Your goal: Extract every line of the material that holds the string "content".
§ §
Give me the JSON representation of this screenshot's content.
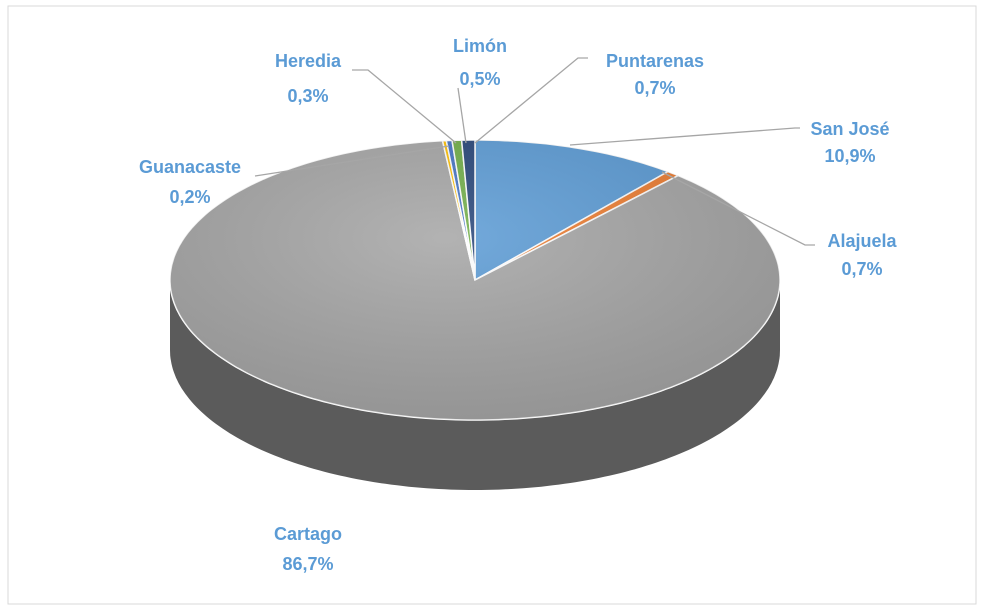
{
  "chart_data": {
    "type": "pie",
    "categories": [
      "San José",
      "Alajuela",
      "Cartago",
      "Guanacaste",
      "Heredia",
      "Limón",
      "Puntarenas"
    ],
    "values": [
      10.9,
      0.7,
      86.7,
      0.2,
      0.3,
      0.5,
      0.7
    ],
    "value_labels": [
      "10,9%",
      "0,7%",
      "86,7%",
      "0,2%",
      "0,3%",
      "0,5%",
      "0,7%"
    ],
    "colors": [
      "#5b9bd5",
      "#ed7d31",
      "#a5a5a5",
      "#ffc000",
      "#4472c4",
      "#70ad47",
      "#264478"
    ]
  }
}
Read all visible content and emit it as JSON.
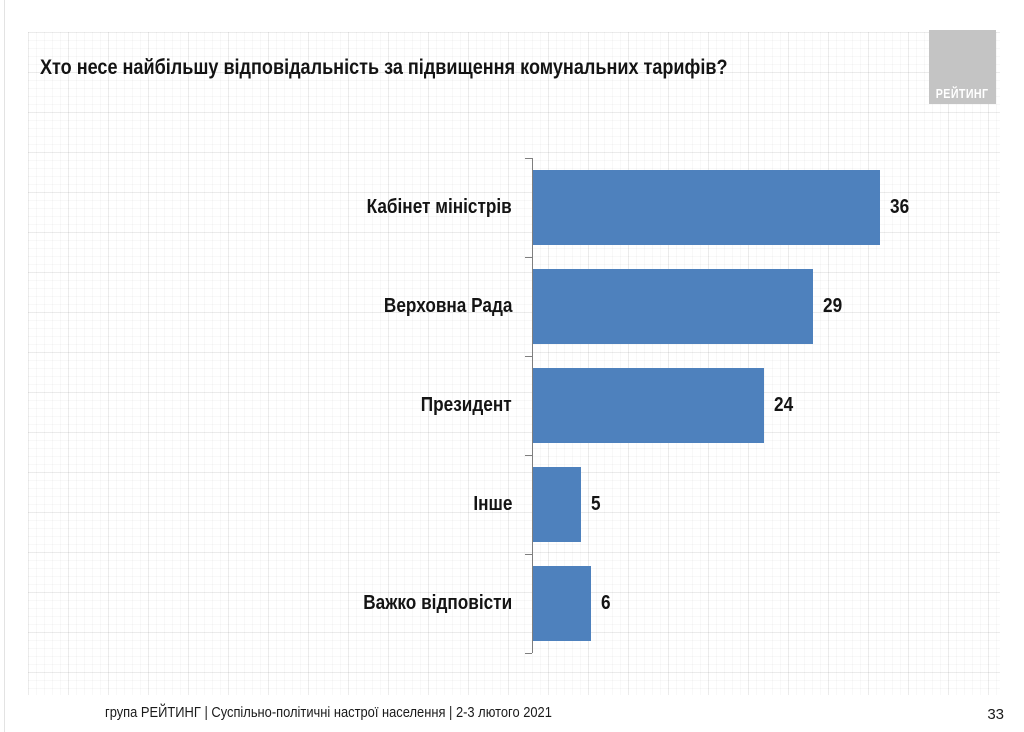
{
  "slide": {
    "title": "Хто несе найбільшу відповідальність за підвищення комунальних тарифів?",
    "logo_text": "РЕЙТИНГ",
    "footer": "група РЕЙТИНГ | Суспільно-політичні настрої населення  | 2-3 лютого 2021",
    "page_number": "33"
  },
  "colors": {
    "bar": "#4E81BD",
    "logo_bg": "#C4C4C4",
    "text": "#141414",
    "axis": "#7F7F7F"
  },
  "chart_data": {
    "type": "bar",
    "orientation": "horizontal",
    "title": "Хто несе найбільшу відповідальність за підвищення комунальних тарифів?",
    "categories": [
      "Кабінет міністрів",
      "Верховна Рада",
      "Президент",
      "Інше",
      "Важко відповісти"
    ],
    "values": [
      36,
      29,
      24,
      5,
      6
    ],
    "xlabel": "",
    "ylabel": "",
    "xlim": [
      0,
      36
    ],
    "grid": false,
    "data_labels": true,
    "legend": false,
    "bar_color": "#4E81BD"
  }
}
§ §
Finished answer:
Give me the JSON representation of this screenshot's content.
Read all visible content and emit it as JSON.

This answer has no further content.